[Stated problem]
Write the data out again, character for character, with no images.

Stored items:
-------------------------

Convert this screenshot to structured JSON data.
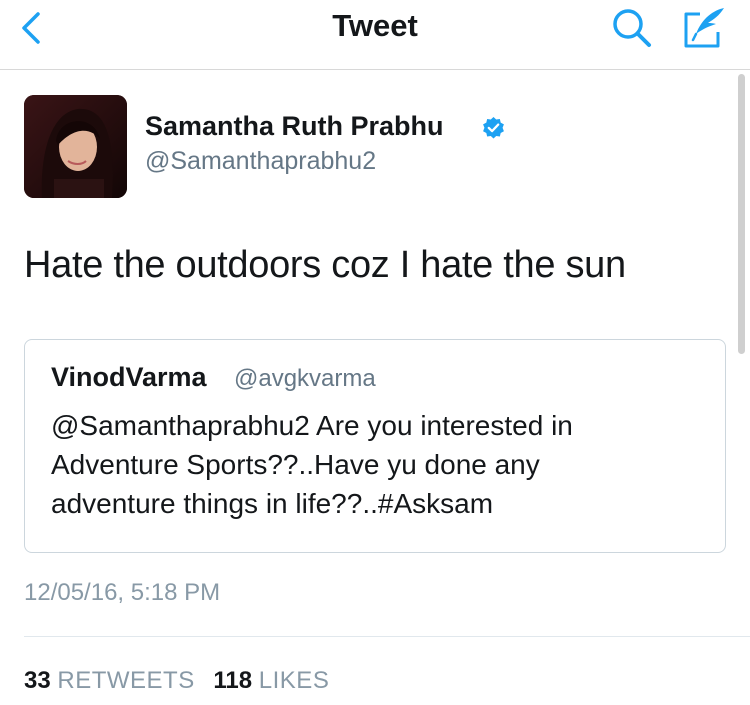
{
  "colors": {
    "accent": "#1da1f2",
    "text": "#14171a",
    "secondary_text": "#657786",
    "verified_badge": "#1da1f2"
  },
  "navbar": {
    "title": "Tweet",
    "back_icon": "chevron-left-icon",
    "search_icon": "search-icon",
    "compose_icon": "compose-quill-icon"
  },
  "tweet": {
    "author": {
      "display_name": "Samantha Ruth Prabhu",
      "handle": "@Samanthaprabhu2",
      "verified": true
    },
    "text": "Hate the outdoors coz I hate the sun",
    "quoted": {
      "display_name": "VinodVarma",
      "handle": "@avgkvarma",
      "lines": [
        "@Samanthaprabhu2 Are you interested in",
        "Adventure Sports??..Have yu done any",
        "adventure things in life??..#Asksam"
      ]
    },
    "timestamp": "12/05/16, 5:18 PM",
    "stats": {
      "retweets_count": "33",
      "retweets_label": "RETWEETS",
      "likes_count": "118",
      "likes_label": "LIKES"
    }
  }
}
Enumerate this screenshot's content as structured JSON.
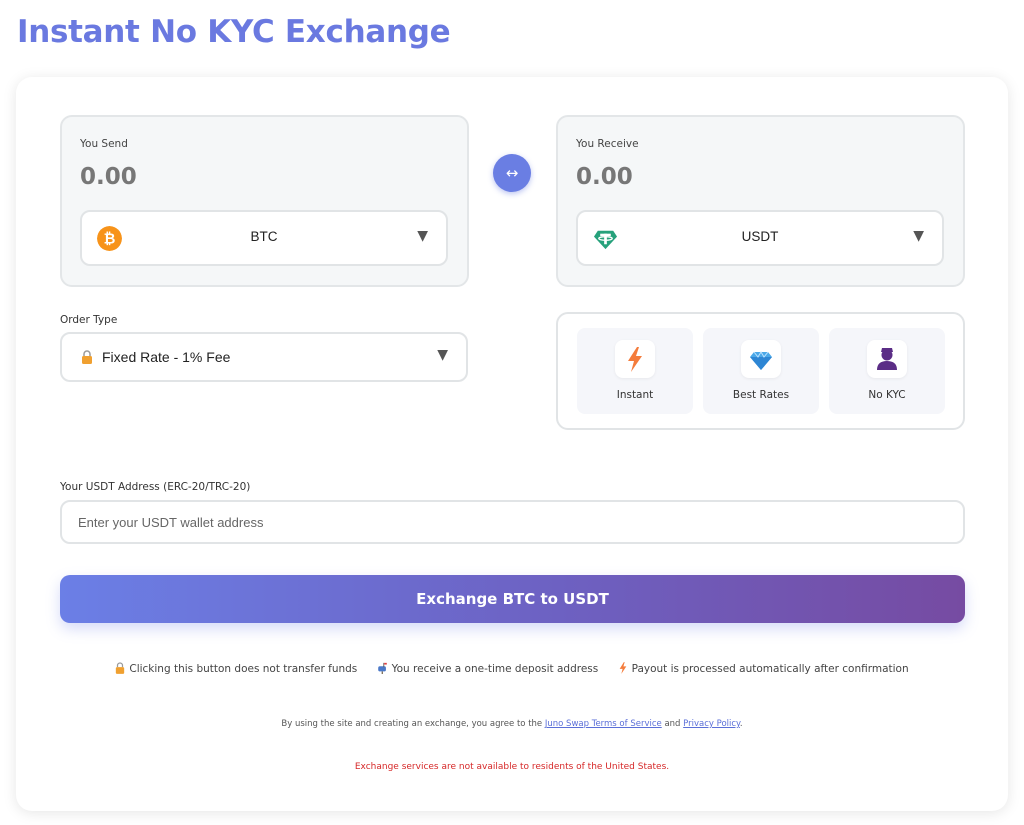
{
  "page_title": "Instant No KYC Exchange",
  "send": {
    "label": "You Send",
    "amount": "0.00",
    "currency": "BTC",
    "icon": "bitcoin-icon",
    "icon_color": "#f7931a"
  },
  "receive": {
    "label": "You Receive",
    "amount": "0.00",
    "currency": "USDT",
    "icon": "tether-icon",
    "icon_color": "#26a17b"
  },
  "swap_symbol": "↔",
  "order_type": {
    "label": "Order Type",
    "value": "Fixed Rate - 1% Fee"
  },
  "features": [
    {
      "label": "Instant",
      "icon": "lightning-icon"
    },
    {
      "label": "Best Rates",
      "icon": "diamond-icon"
    },
    {
      "label": "No KYC",
      "icon": "incognito-user-icon"
    }
  ],
  "address": {
    "label": "Your USDT Address (ERC-20/TRC-20)",
    "placeholder": "Enter your USDT wallet address",
    "value": ""
  },
  "exchange_button": "Exchange BTC to USDT",
  "notes": [
    "Clicking this button does not transfer funds",
    "You receive a one-time deposit address",
    "Payout is processed automatically after confirmation"
  ],
  "terms": {
    "prefix": "By using the site and creating an exchange, you agree to the",
    "tos_link": "Juno Swap Terms of Service",
    "and": "and",
    "privacy_link": "Privacy Policy",
    "suffix": "."
  },
  "warning": "Exchange services are not available to residents of the United States.",
  "colors": {
    "accent": "#6a79e0",
    "button_start": "#6b7fe6",
    "button_end": "#764ba2",
    "warning": "#d62828"
  }
}
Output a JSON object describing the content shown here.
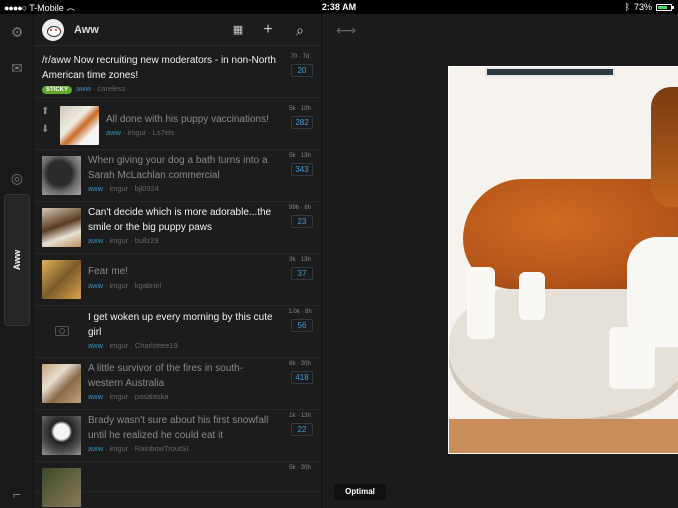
{
  "status": {
    "carrier": "T-Mobile",
    "time": "2:38 AM",
    "battery": "73%",
    "battery_level": 0.73
  },
  "rail": {
    "tab_label": "Aww",
    "icons": [
      "gear-icon",
      "mail-icon",
      "reddit-logo-icon",
      "collapse-icon"
    ]
  },
  "feed": {
    "subreddit": "Aww",
    "posts": [
      {
        "title": "/r/aww Now recruiting new moderators - in non-North American time zones!",
        "sticky": "STICKY",
        "sub": "aww",
        "domain": "",
        "author": "careless",
        "score_meta": "70 · 7d",
        "score": "20",
        "read": false
      },
      {
        "title": "All done with his puppy vaccinations!",
        "sub": "aww",
        "domain": "imgur",
        "author": "Ls7els",
        "score_meta": "5k · 10h",
        "score": "282",
        "read": true
      },
      {
        "title": "When giving your dog a bath turns into a Sarah McLachlan commercial",
        "sub": "aww",
        "domain": "imgur",
        "author": "bjl0924",
        "score_meta": "5k · 13h",
        "score": "343",
        "read": true
      },
      {
        "title": "Can't decide which is more adorable...the smile or the big puppy paws",
        "sub": "aww",
        "domain": "imgur",
        "author": "bullz29",
        "score_meta": "996 · 6h",
        "score": "23",
        "read": false
      },
      {
        "title": "Fear me!",
        "sub": "aww",
        "domain": "imgur",
        "author": "kgabriel",
        "score_meta": "3k · 13h",
        "score": "37",
        "read": true
      },
      {
        "title": "I get woken up every morning by this cute girl",
        "sub": "aww",
        "domain": "imgur",
        "author": "Charlottee19",
        "score_meta": "1.0k · 8h",
        "score": "56",
        "read": false
      },
      {
        "title": "A little survivor of the fires in south-western Australia",
        "sub": "aww",
        "domain": "imgur",
        "author": "pasalaska",
        "score_meta": "6k · 20h",
        "score": "418",
        "read": true
      },
      {
        "title": "Brady wasn't sure about his first snowfall until he realized he could eat it",
        "sub": "aww",
        "domain": "imgur",
        "author": "RainbowTroutSI",
        "score_meta": "1k · 13h",
        "score": "22",
        "read": true
      },
      {
        "title": "",
        "sub": "",
        "domain": "",
        "author": "",
        "score_meta": "5k · 20h",
        "score": "",
        "read": true
      }
    ]
  },
  "detail": {
    "view_mode": "Optimal"
  }
}
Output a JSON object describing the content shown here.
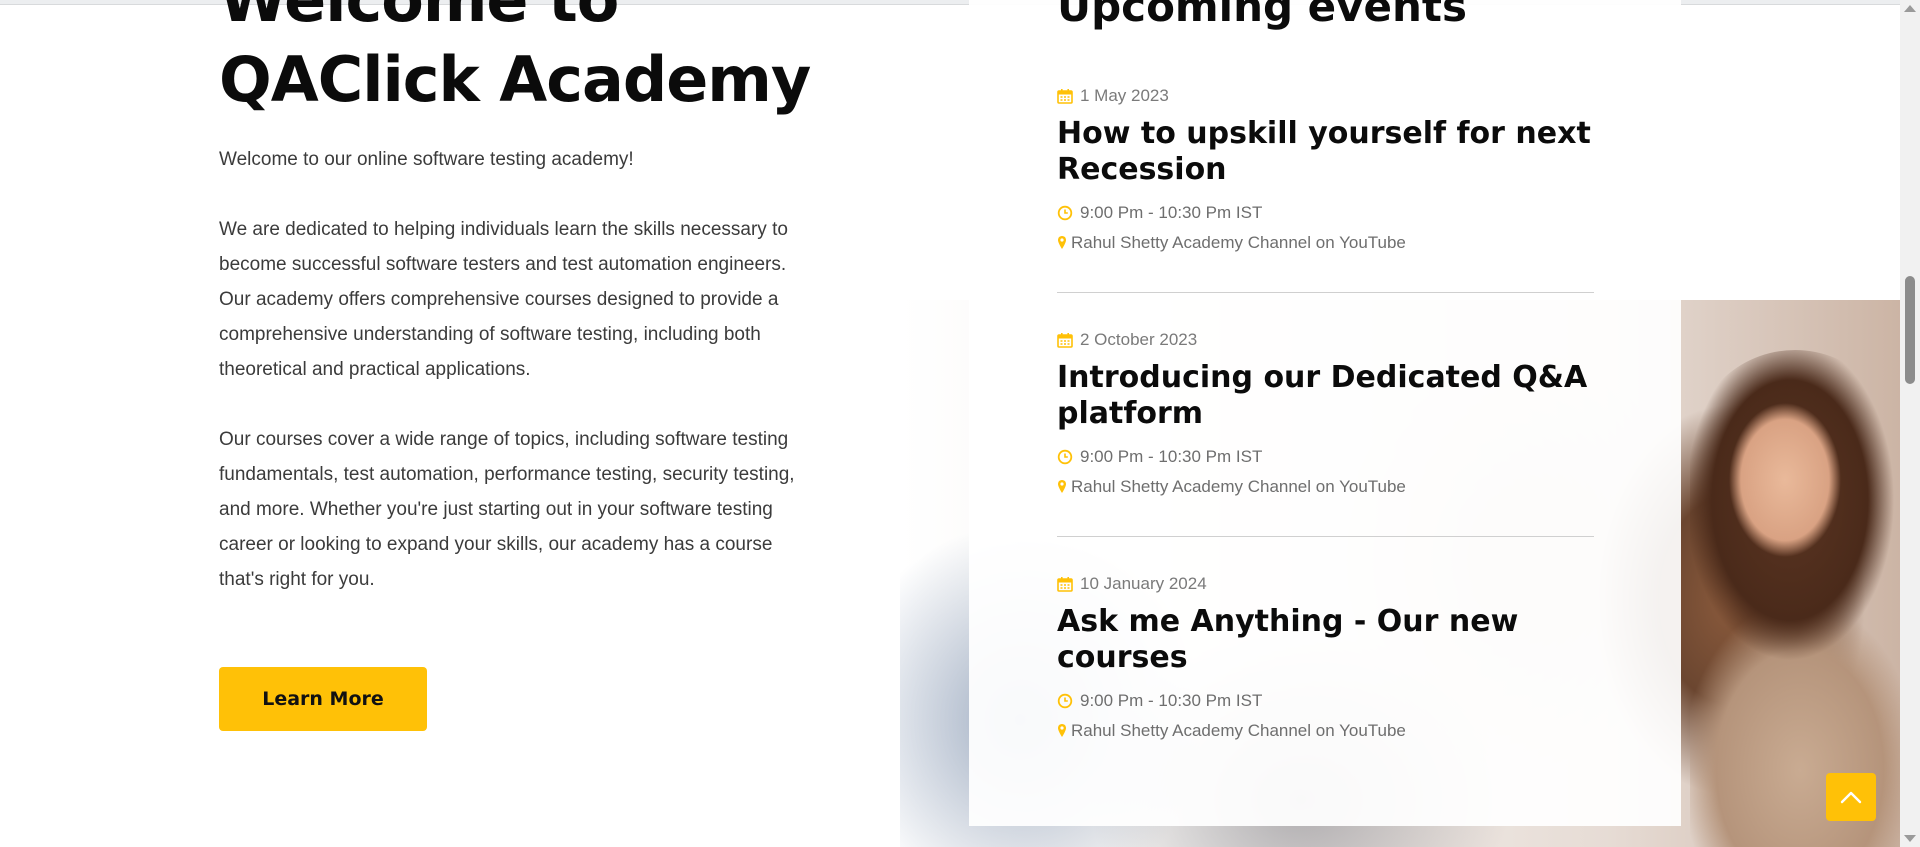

-------------------------

[Full answer]
Convert this screenshot to structured JSON data.
{
  "colors": {
    "accent": "#1da1f2",
    "text": "#14171a",
    "secondary_text": "#657786",
    "verified_badge": "#1da1f2"
  },
  "navbar": {
    "title": "Tweet",
    "back_icon": "chevron-left-icon",
    "search_icon": "search-icon",
    "compose_icon": "compose-quill-icon"
  },
  "tweet": {
    "author": {
      "display_name": "Samantha Ruth Prabhu",
      "handle": "@Samanthaprabhu2",
      "verified": true
    },
    "text": "Hate the outdoors coz I hate the sun",
    "quoted": {
      "display_name": "VinodVarma",
      "handle": "@avgkvarma",
      "lines": [
        "@Samanthaprabhu2 Are you interested in",
        "Adventure Sports??..Have yu done any",
        "adventure things in life??..#Asksam"
      ]
    },
    "timestamp": "12/05/16, 5:18 PM",
    "stats": {
      "retweets_count": "33",
      "retweets_label": "RETWEETS",
      "likes_count": "118",
      "likes_label": "LIKES"
    }
  }
}
Enumerate this screenshot's content as structured JSON.
{
  "page_title": "Instant No KYC Exchange",
  "send": {
    "label": "You Send",
    "amount": "0.00",
    "currency": "BTC",
    "icon": "bitcoin-icon",
    "icon_color": "#f7931a"
  },
  "receive": {
    "label": "You Receive",
    "amount": "0.00",
    "currency": "USDT",
    "icon": "tether-icon",
    "icon_color": "#26a17b"
  },
  "swap_symbol": "↔",
  "order_type": {
    "label": "Order Type",
    "value": "Fixed Rate - 1% Fee"
  },
  "features": [
    {
      "label": "Instant",
      "icon": "lightning-icon"
    },
    {
      "label": "Best Rates",
      "icon": "diamond-icon"
    },
    {
      "label": "No KYC",
      "icon": "incognito-user-icon"
    }
  ],
  "address": {
    "label": "Your USDT Address (ERC-20/TRC-20)",
    "placeholder": "Enter your USDT wallet address",
    "value": ""
  },
  "exchange_button": "Exchange BTC to USDT",
  "notes": [
    "Clicking this button does not transfer funds",
    "You receive a one-time deposit address",
    "Payout is processed automatically after confirmation"
  ],
  "terms": {
    "prefix": "By using the site and creating an exchange, you agree to the",
    "tos_link": "Juno Swap Terms of Service",
    "and": "and",
    "privacy_link": "Privacy Policy",
    "suffix": "."
  },
  "warning": "Exchange services are not available to residents of the United States.",
  "colors": {
    "accent": "#6a79e0",
    "button_start": "#6b7fe6",
    "button_end": "#764ba2",
    "warning": "#d62828"
  }
}
Output a JSON object describing the content shown here.
{
  "status": {
    "carrier": "T-Mobile",
    "time": "2:38 AM",
    "battery": "73%",
    "battery_level": 0.73
  },
  "rail": {
    "tab_label": "Aww",
    "icons": [
      "gear-icon",
      "mail-icon",
      "reddit-logo-icon",
      "collapse-icon"
    ]
  },
  "feed": {
    "subreddit": "Aww",
    "posts": [
      {
        "title": "/r/aww Now recruiting new moderators - in non-North American time zones!",
        "sticky": "STICKY",
        "sub": "aww",
        "domain": "",
        "author": "careless",
        "score_meta": "70 · 7d",
        "score": "20",
        "read": false
      },
      {
        "title": "All done with his puppy vaccinations!",
        "sub": "aww",
        "domain": "imgur",
        "author": "Ls7els",
        "score_meta": "5k · 10h",
        "score": "282",
        "read": true
      },
      {
        "title": "When giving your dog a bath turns into a Sarah McLachlan commercial",
        "sub": "aww",
        "domain": "imgur",
        "author": "bjl0924",
        "score_meta": "5k · 13h",
        "score": "343",
        "read": true
      },
      {
        "title": "Can't decide which is more adorable...the smile or the big puppy paws",
        "sub": "aww",
        "domain": "imgur",
        "author": "bullz29",
        "score_meta": "996 · 6h",
        "score": "23",
        "read": false
      },
      {
        "title": "Fear me!",
        "sub": "aww",
        "domain": "imgur",
        "author": "kgabriel",
        "score_meta": "3k · 13h",
        "score": "37",
        "read": true
      },
      {
        "title": "I get woken up every morning by this cute girl",
        "sub": "aww",
        "domain": "imgur",
        "author": "Charlottee19",
        "score_meta": "1.0k · 8h",
        "score": "56",
        "read": false
      },
      {
        "title": "A little survivor of the fires in south-western Australia",
        "sub": "aww",
        "domain": "imgur",
        "author": "pasalaska",
        "score_meta": "6k · 20h",
        "score": "418",
        "read": true
      },
      {
        "title": "Brady wasn't sure about his first snowfall until he realized he could eat it",
        "sub": "aww",
        "domain": "imgur",
        "author": "RainbowTroutSI",
        "score_meta": "1k · 13h",
        "score": "22",
        "read": true
      },
      {
        "title": "",
        "sub": "",
        "domain": "",
        "author": "",
        "score_meta": "5k · 20h",
        "score": "",
        "read": true
      }
    ]
  },
  "detail": {
    "view_mode": "Optimal"
  }
}
Output a JSON object describing the content shown here.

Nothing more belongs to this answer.